--- start ---

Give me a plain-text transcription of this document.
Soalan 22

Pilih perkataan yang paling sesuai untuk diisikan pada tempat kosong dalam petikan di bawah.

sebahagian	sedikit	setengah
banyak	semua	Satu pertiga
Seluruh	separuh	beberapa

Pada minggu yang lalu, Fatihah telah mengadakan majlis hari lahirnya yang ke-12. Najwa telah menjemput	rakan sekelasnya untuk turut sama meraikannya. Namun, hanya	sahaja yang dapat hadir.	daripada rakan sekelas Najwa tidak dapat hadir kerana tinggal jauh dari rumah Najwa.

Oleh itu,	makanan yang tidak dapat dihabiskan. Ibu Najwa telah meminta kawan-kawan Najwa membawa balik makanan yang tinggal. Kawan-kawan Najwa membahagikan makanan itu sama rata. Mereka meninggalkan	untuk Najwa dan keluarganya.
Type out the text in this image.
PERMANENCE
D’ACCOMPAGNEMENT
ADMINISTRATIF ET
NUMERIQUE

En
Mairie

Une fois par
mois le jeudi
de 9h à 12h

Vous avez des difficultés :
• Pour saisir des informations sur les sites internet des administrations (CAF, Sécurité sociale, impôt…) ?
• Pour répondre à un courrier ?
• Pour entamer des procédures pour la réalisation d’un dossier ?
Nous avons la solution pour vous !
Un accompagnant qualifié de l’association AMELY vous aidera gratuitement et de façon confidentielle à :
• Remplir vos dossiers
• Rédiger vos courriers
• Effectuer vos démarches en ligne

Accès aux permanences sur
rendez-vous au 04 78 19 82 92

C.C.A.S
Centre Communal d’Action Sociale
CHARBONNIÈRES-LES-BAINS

--- end ---

Task directions
Locate all lines in the listing above with the word "this" and copy them.

Written solution
Give me a plain-text transcription of this document.
Type out the text in this image.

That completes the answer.